[Data records]
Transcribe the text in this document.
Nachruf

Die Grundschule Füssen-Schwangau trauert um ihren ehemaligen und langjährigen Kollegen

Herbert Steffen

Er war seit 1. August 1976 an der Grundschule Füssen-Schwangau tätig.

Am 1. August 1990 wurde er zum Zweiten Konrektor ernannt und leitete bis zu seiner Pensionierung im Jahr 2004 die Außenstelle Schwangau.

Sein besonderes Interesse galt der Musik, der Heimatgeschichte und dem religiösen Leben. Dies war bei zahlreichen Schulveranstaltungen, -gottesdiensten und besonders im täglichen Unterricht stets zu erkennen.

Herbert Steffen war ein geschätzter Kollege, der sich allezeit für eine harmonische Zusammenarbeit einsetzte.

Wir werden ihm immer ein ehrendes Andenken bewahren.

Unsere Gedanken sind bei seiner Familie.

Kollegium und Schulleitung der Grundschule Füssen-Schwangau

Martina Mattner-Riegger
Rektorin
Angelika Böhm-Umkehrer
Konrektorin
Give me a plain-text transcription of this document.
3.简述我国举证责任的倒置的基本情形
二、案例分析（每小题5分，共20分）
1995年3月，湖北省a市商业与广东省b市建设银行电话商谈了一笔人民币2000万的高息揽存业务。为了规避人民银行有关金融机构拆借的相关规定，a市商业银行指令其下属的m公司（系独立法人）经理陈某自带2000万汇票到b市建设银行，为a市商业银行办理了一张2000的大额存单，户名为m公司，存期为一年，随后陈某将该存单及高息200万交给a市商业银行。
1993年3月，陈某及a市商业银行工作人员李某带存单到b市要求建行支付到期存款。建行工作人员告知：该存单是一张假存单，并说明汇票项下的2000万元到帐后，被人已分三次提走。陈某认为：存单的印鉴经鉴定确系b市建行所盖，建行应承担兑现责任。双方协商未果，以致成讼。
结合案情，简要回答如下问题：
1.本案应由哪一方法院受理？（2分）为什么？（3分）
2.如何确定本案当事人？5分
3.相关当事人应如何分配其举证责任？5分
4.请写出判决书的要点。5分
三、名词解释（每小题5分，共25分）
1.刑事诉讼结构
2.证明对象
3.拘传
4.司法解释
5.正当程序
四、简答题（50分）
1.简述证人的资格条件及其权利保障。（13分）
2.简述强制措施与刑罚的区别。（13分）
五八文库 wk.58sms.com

# AIM OF THE TASK
From the records above, extract every line exactly as it stands.

# FULL ANSWER
Transcribe the text in this document.
Nachruf

Die Grundschule Füssen-Schwangau trauert um ihren ehemaligen und langjährigen Kollegen

Herbert Steffen

Er war seit 1. August 1976 an der Grundschule Füssen-Schwangau tätig.

Am 1. August 1990 wurde er zum Zweiten Konrektor ernannt und leitete bis zu seiner Pensionierung im Jahr 2004 die Außenstelle Schwangau.

Sein besonderes Interesse galt der Musik, der Heimatgeschichte und dem religiösen Leben. Dies war bei zahlreichen Schulveranstaltungen, -gottesdiensten und besonders im täglichen Unterricht stets zu erkennen.

Herbert Steffen war ein geschätzter Kollege, der sich allezeit für eine harmonische Zusammenarbeit einsetzte.

Wir werden ihm immer ein ehrendes Andenken bewahren.

Unsere Gedanken sind bei seiner Familie.

Kollegium und Schulleitung der Grundschule Füssen-Schwangau

Martina Mattner-Riegger
Rektorin
Angelika Böhm-Umkehrer
Konrektorin
Give me a plain-text transcription of this document.
3.简述我国举证责任的倒置的基本情形
二、案例分析（每小题5分，共20分）
1995年3月，湖北省a市商业与广东省b市建设银行电话商谈了一笔人民币2000万的高息揽存业务。为了规避人民银行有关金融机构拆借的相关规定，a市商业银行指令其下属的m公司（系独立法人）经理陈某自带2000万汇票到b市建设银行，为a市商业银行办理了一张2000的大额存单，户名为m公司，存期为一年，随后陈某将该存单及高息200万交给a市商业银行。
1993年3月，陈某及a市商业银行工作人员李某带存单到b市要求建行支付到期存款。建行工作人员告知：该存单是一张假存单，并说明汇票项下的2000万元到帐后，被人已分三次提走。陈某认为：存单的印鉴经鉴定确系b市建行所盖，建行应承担兑现责任。双方协商未果，以致成讼。
结合案情，简要回答如下问题：
1.本案应由哪一方法院受理？（2分）为什么？（3分）
2.如何确定本案当事人？5分
3.相关当事人应如何分配其举证责任？5分
4.请写出判决书的要点。5分
三、名词解释（每小题5分，共25分）
1.刑事诉讼结构
2.证明对象
3.拘传
4.司法解释
5.正当程序
四、简答题（50分）
1.简述证人的资格条件及其权利保障。（13分）
2.简述强制措施与刑罚的区别。（13分）
五八文库 wk.58sms.com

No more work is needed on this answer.